Reproduce the following material exactly, including every line.

Extracted information
______________________________

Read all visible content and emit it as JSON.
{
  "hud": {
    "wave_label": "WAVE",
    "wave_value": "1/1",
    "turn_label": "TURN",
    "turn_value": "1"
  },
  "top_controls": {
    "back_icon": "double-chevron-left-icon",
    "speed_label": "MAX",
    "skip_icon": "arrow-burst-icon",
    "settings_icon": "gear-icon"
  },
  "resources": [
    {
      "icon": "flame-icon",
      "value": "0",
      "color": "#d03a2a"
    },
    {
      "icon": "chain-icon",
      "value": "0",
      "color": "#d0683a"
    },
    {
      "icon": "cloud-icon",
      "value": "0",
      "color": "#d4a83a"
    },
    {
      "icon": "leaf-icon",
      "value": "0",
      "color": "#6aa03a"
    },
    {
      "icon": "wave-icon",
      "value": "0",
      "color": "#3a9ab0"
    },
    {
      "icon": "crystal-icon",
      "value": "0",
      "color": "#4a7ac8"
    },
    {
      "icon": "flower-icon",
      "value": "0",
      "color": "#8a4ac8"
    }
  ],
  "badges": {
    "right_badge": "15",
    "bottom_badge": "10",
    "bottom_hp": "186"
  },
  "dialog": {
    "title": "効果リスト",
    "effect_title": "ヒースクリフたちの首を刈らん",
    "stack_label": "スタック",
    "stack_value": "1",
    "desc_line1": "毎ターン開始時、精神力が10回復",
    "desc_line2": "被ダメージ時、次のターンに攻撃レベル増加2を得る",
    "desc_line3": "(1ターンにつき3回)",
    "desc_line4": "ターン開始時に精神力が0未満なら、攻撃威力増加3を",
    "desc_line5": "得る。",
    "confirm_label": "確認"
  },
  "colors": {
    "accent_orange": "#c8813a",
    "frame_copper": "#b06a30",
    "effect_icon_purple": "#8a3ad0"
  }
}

______________________________

In response
Read all visible content and emit it as JSON.
{
  "hud": {
    "wave_label": "WAVE",
    "wave_value": "1/1",
    "turn_label": "TURN",
    "turn_value": "1"
  },
  "top_controls": {
    "back_icon": "double-chevron-left-icon",
    "speed_label": "MAX",
    "skip_icon": "arrow-burst-icon",
    "settings_icon": "gear-icon"
  },
  "resources": [
    {
      "icon": "flame-icon",
      "value": "0",
      "color": "#d03a2a"
    },
    {
      "icon": "chain-icon",
      "value": "0",
      "color": "#d0683a"
    },
    {
      "icon": "cloud-icon",
      "value": "0",
      "color": "#d4a83a"
    },
    {
      "icon": "leaf-icon",
      "value": "0",
      "color": "#6aa03a"
    },
    {
      "icon": "wave-icon",
      "value": "0",
      "color": "#3a9ab0"
    },
    {
      "icon": "crystal-icon",
      "value": "0",
      "color": "#4a7ac8"
    },
    {
      "icon": "flower-icon",
      "value": "0",
      "color": "#8a4ac8"
    }
  ],
  "badges": {
    "right_badge": "15",
    "bottom_badge": "10",
    "bottom_hp": "186"
  },
  "dialog": {
    "title": "効果リスト",
    "effect_title": "ヒースクリフたちの首を刈らん",
    "stack_label": "スタック",
    "stack_value": "1",
    "desc_line1": "毎ターン開始時、精神力が10回復",
    "desc_line2": "被ダメージ時、次のターンに攻撃レベル増加2を得る",
    "desc_line3": "(1ターンにつき3回)",
    "desc_line4": "ターン開始時に精神力が0未満なら、攻撃威力増加3を",
    "desc_line5": "得る。",
    "confirm_label": "確認"
  },
  "colors": {
    "accent_orange": "#c8813a",
    "frame_copper": "#b06a30",
    "effect_icon_purple": "#8a3ad0"
  }
}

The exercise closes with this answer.